MATERIAL SHOWN:
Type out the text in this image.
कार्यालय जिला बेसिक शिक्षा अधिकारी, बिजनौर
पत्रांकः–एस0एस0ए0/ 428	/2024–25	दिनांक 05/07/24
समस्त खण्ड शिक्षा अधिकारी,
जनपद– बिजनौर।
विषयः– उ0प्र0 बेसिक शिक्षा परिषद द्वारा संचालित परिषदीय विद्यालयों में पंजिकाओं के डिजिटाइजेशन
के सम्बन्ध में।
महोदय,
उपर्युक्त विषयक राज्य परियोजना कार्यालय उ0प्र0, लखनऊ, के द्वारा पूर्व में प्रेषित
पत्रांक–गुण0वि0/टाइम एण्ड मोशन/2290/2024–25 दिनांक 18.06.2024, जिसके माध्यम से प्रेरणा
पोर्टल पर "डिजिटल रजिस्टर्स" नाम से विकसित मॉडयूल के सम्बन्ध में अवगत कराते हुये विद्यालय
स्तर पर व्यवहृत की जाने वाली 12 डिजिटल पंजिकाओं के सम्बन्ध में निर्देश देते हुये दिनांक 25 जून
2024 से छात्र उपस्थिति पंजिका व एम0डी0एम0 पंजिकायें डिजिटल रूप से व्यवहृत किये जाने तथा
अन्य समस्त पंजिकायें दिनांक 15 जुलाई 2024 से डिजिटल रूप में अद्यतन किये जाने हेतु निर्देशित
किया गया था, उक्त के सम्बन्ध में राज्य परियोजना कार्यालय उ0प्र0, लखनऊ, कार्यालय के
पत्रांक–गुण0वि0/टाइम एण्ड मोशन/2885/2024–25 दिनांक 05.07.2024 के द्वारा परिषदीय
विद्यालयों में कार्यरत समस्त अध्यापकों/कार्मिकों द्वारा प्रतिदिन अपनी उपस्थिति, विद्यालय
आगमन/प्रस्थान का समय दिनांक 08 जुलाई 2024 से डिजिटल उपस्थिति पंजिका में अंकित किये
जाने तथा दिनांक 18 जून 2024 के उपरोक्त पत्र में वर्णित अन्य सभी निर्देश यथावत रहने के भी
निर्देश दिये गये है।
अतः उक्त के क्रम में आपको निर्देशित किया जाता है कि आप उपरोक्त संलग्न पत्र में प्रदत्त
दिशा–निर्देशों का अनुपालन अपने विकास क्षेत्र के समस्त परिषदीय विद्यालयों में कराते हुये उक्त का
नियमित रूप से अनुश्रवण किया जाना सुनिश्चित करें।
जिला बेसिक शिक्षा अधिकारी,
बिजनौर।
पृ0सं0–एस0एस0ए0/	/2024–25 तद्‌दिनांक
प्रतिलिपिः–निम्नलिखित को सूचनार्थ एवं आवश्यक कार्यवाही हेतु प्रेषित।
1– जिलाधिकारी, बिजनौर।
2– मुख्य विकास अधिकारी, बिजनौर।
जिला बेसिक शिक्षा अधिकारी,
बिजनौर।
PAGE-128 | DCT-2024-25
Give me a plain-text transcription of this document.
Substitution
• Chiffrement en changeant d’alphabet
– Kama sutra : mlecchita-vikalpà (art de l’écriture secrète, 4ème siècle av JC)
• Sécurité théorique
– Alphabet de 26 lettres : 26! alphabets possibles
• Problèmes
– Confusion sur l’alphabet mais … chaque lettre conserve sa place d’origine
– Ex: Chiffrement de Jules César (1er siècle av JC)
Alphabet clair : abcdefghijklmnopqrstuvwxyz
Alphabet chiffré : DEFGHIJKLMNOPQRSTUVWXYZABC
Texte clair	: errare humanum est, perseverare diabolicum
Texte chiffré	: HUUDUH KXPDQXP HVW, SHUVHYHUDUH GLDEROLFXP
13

WHAT TO DO:
Return all of the data precisely as it appears.

RESULT:
Type out the text in this image.
कार्यालय जिला बेसिक शिक्षा अधिकारी, बिजनौर
पत्रांकः–एस0एस0ए0/ 428	/2024–25	दिनांक 05/07/24
समस्त खण्ड शिक्षा अधिकारी,
जनपद– बिजनौर।
विषयः– उ0प्र0 बेसिक शिक्षा परिषद द्वारा संचालित परिषदीय विद्यालयों में पंजिकाओं के डिजिटाइजेशन
के सम्बन्ध में।
महोदय,
उपर्युक्त विषयक राज्य परियोजना कार्यालय उ0प्र0, लखनऊ, के द्वारा पूर्व में प्रेषित
पत्रांक–गुण0वि0/टाइम एण्ड मोशन/2290/2024–25 दिनांक 18.06.2024, जिसके माध्यम से प्रेरणा
पोर्टल पर "डिजिटल रजिस्टर्स" नाम से विकसित मॉडयूल के सम्बन्ध में अवगत कराते हुये विद्यालय
स्तर पर व्यवहृत की जाने वाली 12 डिजिटल पंजिकाओं के सम्बन्ध में निर्देश देते हुये दिनांक 25 जून
2024 से छात्र उपस्थिति पंजिका व एम0डी0एम0 पंजिकायें डिजिटल रूप से व्यवहृत किये जाने तथा
अन्य समस्त पंजिकायें दिनांक 15 जुलाई 2024 से डिजिटल रूप में अद्यतन किये जाने हेतु निर्देशित
किया गया था, उक्त के सम्बन्ध में राज्य परियोजना कार्यालय उ0प्र0, लखनऊ, कार्यालय के
पत्रांक–गुण0वि0/टाइम एण्ड मोशन/2885/2024–25 दिनांक 05.07.2024 के द्वारा परिषदीय
विद्यालयों में कार्यरत समस्त अध्यापकों/कार्मिकों द्वारा प्रतिदिन अपनी उपस्थिति, विद्यालय
आगमन/प्रस्थान का समय दिनांक 08 जुलाई 2024 से डिजिटल उपस्थिति पंजिका में अंकित किये
जाने तथा दिनांक 18 जून 2024 के उपरोक्त पत्र में वर्णित अन्य सभी निर्देश यथावत रहने के भी
निर्देश दिये गये है।
अतः उक्त के क्रम में आपको निर्देशित किया जाता है कि आप उपरोक्त संलग्न पत्र में प्रदत्त
दिशा–निर्देशों का अनुपालन अपने विकास क्षेत्र के समस्त परिषदीय विद्यालयों में कराते हुये उक्त का
नियमित रूप से अनुश्रवण किया जाना सुनिश्चित करें।
जिला बेसिक शिक्षा अधिकारी,
बिजनौर।
पृ0सं0–एस0एस0ए0/	/2024–25 तद्‌दिनांक
प्रतिलिपिः–निम्नलिखित को सूचनार्थ एवं आवश्यक कार्यवाही हेतु प्रेषित।
1– जिलाधिकारी, बिजनौर।
2– मुख्य विकास अधिकारी, बिजनौर।
जिला बेसिक शिक्षा अधिकारी,
बिजनौर।
PAGE-128 | DCT-2024-25
Give me a plain-text transcription of this document.
Substitution
• Chiffrement en changeant d’alphabet
– Kama sutra : mlecchita-vikalpà (art de l’écriture secrète, 4ème siècle av JC)
• Sécurité théorique
– Alphabet de 26 lettres : 26! alphabets possibles
• Problèmes
– Confusion sur l’alphabet mais … chaque lettre conserve sa place d’origine
– Ex: Chiffrement de Jules César (1er siècle av JC)
Alphabet clair : abcdefghijklmnopqrstuvwxyz
Alphabet chiffré : DEFGHIJKLMNOPQRSTUVWXYZABC
Texte clair	: errare humanum est, perseverare diabolicum
Texte chiffré	: HUUDUH KXPDQXP HVW, SHUVHYHUDUH GLDEROLFXP
13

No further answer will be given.